Reproduce each record exactly.
* Begin Dataset entries *
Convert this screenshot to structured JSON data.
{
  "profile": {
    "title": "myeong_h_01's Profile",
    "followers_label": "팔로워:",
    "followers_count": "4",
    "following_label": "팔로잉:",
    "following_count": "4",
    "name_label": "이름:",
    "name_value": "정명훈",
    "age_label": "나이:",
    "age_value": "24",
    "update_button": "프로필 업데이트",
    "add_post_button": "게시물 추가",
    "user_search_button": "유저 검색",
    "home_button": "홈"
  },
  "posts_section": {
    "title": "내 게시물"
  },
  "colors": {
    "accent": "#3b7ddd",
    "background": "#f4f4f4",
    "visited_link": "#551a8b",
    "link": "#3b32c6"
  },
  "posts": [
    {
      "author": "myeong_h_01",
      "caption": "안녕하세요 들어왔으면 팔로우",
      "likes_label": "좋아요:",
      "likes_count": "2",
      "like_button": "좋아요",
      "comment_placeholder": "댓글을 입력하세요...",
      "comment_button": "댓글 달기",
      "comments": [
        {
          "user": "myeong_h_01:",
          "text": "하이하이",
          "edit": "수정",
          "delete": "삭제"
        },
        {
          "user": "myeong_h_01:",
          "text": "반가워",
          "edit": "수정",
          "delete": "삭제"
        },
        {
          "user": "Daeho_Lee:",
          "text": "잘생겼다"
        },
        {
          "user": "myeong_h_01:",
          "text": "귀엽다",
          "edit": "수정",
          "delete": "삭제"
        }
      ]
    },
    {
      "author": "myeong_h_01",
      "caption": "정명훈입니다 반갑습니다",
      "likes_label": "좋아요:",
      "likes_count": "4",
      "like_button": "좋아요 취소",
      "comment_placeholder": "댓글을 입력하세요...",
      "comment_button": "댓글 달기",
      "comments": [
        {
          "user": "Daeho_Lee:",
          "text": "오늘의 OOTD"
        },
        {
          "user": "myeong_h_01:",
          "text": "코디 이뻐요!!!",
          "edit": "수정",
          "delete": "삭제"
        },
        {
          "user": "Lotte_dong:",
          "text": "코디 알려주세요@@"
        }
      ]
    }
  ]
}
* End Dataset entries *
▶ **Solution for this problem**:
Convert this screenshot to structured JSON data.
{
  "profile": {
    "title": "myeong_h_01's Profile",
    "followers_label": "팔로워:",
    "followers_count": "4",
    "following_label": "팔로잉:",
    "following_count": "4",
    "name_label": "이름:",
    "name_value": "정명훈",
    "age_label": "나이:",
    "age_value": "24",
    "update_button": "프로필 업데이트",
    "add_post_button": "게시물 추가",
    "user_search_button": "유저 검색",
    "home_button": "홈"
  },
  "posts_section": {
    "title": "내 게시물"
  },
  "colors": {
    "accent": "#3b7ddd",
    "background": "#f4f4f4",
    "visited_link": "#551a8b",
    "link": "#3b32c6"
  },
  "posts": [
    {
      "author": "myeong_h_01",
      "caption": "안녕하세요 들어왔으면 팔로우",
      "likes_label": "좋아요:",
      "likes_count": "2",
      "like_button": "좋아요",
      "comment_placeholder": "댓글을 입력하세요...",
      "comment_button": "댓글 달기",
      "comments": [
        {
          "user": "myeong_h_01:",
          "text": "하이하이",
          "edit": "수정",
          "delete": "삭제"
        },
        {
          "user": "myeong_h_01:",
          "text": "반가워",
          "edit": "수정",
          "delete": "삭제"
        },
        {
          "user": "Daeho_Lee:",
          "text": "잘생겼다"
        },
        {
          "user": "myeong_h_01:",
          "text": "귀엽다",
          "edit": "수정",
          "delete": "삭제"
        }
      ]
    },
    {
      "author": "myeong_h_01",
      "caption": "정명훈입니다 반갑습니다",
      "likes_label": "좋아요:",
      "likes_count": "4",
      "like_button": "좋아요 취소",
      "comment_placeholder": "댓글을 입력하세요...",
      "comment_button": "댓글 달기",
      "comments": [
        {
          "user": "Daeho_Lee:",
          "text": "오늘의 OOTD"
        },
        {
          "user": "myeong_h_01:",
          "text": "코디 이뻐요!!!",
          "edit": "수정",
          "delete": "삭제"
        },
        {
          "user": "Lotte_dong:",
          "text": "코디 알려주세요@@"
        }
      ]
    }
  ]
}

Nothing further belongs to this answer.